What you are asked to do:
Scan the records below. List lines holding "Pentium".

Raw data:
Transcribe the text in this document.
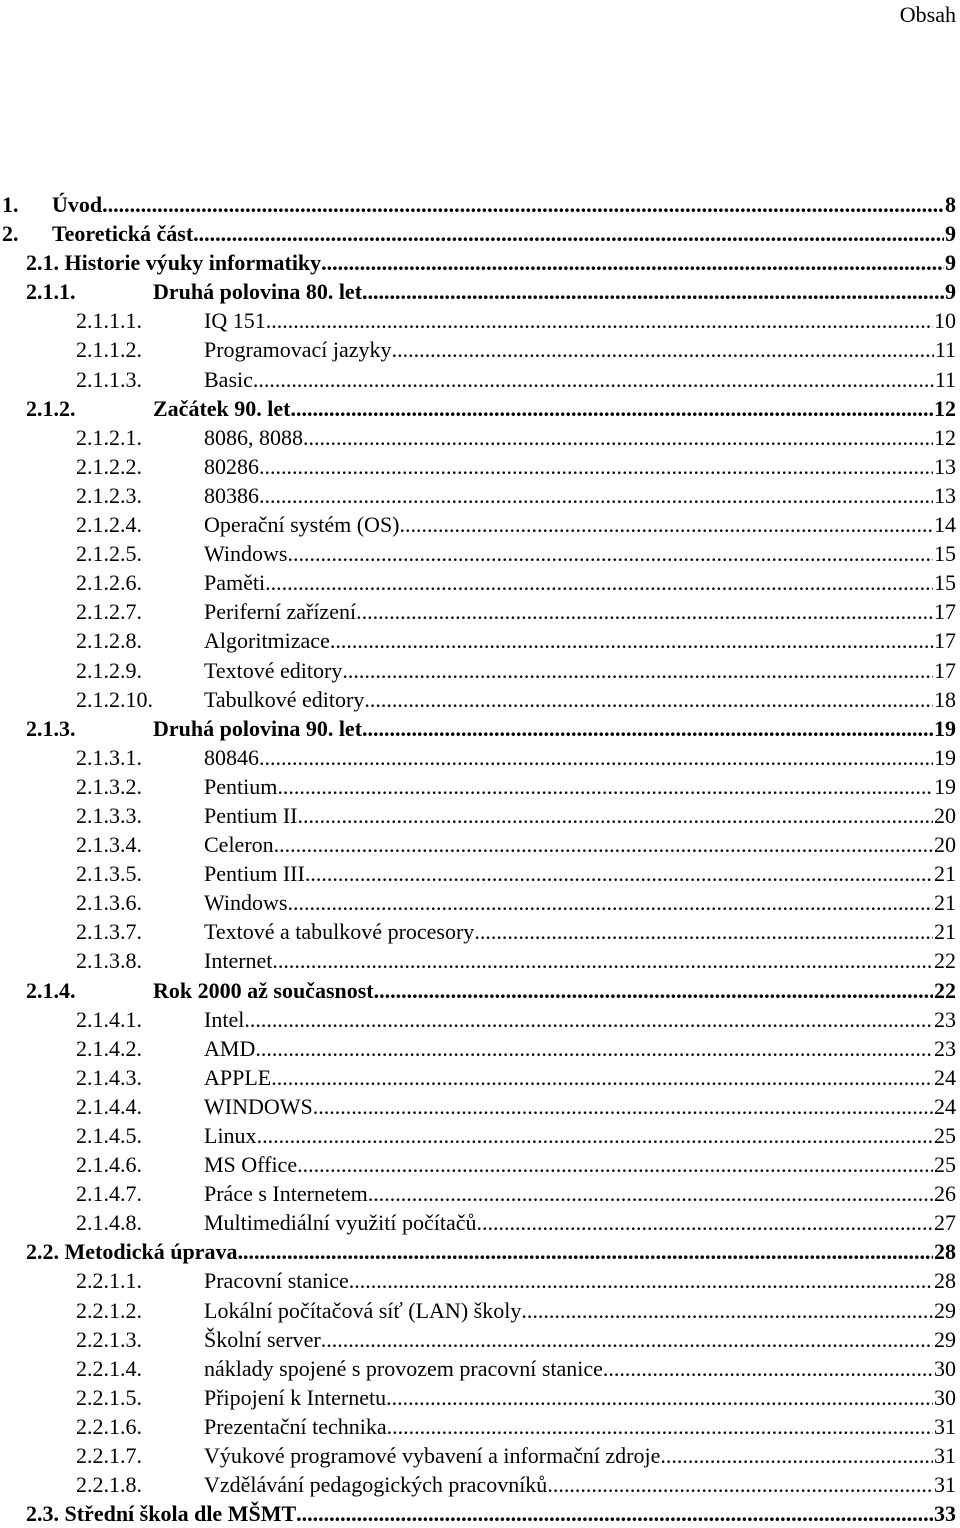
Obsah
1. Úvod .....	8
2. Teoretická část .....	9
2.1. Historie výuky informatiky .....	9
2.1.1.	Druhá polovina 80. let .....	9
2.1.1.1.	IQ 151 .....	10
2.1.1.2.	Programovací jazyky .....	11
2.1.1.3.	Basic .....	11
2.1.2.	Začátek 90. let .....	12
2.1.2.1.	8086, 8088 .....	12
2.1.2.2.	80286 .....	13
2.1.2.3.	80386 .....	13
2.1.2.4.	Operační systém (OS) .....	14
2.1.2.5.	Windows .....	15
2.1.2.6.	Paměti .....	15
2.1.2.7.	Periferní zařízení .....	17
2.1.2.8.	Algoritmizace .....	17
2.1.2.9.	Textové editory .....	17
2.1.2.10. Tabulkové editory .....	18
2.1.3.	Druhá polovina 90. let .....	19
2.1.3.1.	80846 .....	19
2.1.3.2.	Pentium .....	19
2.1.3.3.	Pentium II .....	20
2.1.3.4.	Celeron .....	20
2.1.3.5.	Pentium III .....	21
2.1.3.6.	Windows .....	21
2.1.3.7.	Textové a tabulkové procesory .....	21
2.1.3.8.	Internet .....	22
2.1.4.	Rok 2000 až současnost .....	22
2.1.4.1.	Intel .....	23
2.1.4.2.	AMD .....	23
2.1.4.3.	APPLE .....	24
2.1.4.4.	WINDOWS .....	24
2.1.4.5.	Linux .....	25
2.1.4.6.	MS Office .....	25
2.1.4.7.	Práce s Internetem .....	26
2.1.4.8.	Multimediální využití počítačů .....	27
2.2. Metodická úprava .....	28
2.2.1.1.	Pracovní stanice .....	28
2.2.1.2.	Lokální počítačová síť (LAN) školy .....	29
2.2.1.3.	Školní server .....	29
2.2.1.4.	náklady spojené s provozem pracovní stanice .....	30
2.2.1.5.	Připojení k Internetu .....	30
2.2.1.6.	Prezentační technika .....	31
2.2.1.7.	Výukové programové vybavení a informační zdroje .....	31
2.2.1.8.	Vzdělávání pedagogických pracovníků .....	31
2.3. Střední škola dle MŠMT .....	33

Finished exercise:
2.1.3.2.	Pentium .....	19
2.1.3.3.	Pentium II .....	20
2.1.3.5.	Pentium III .....	21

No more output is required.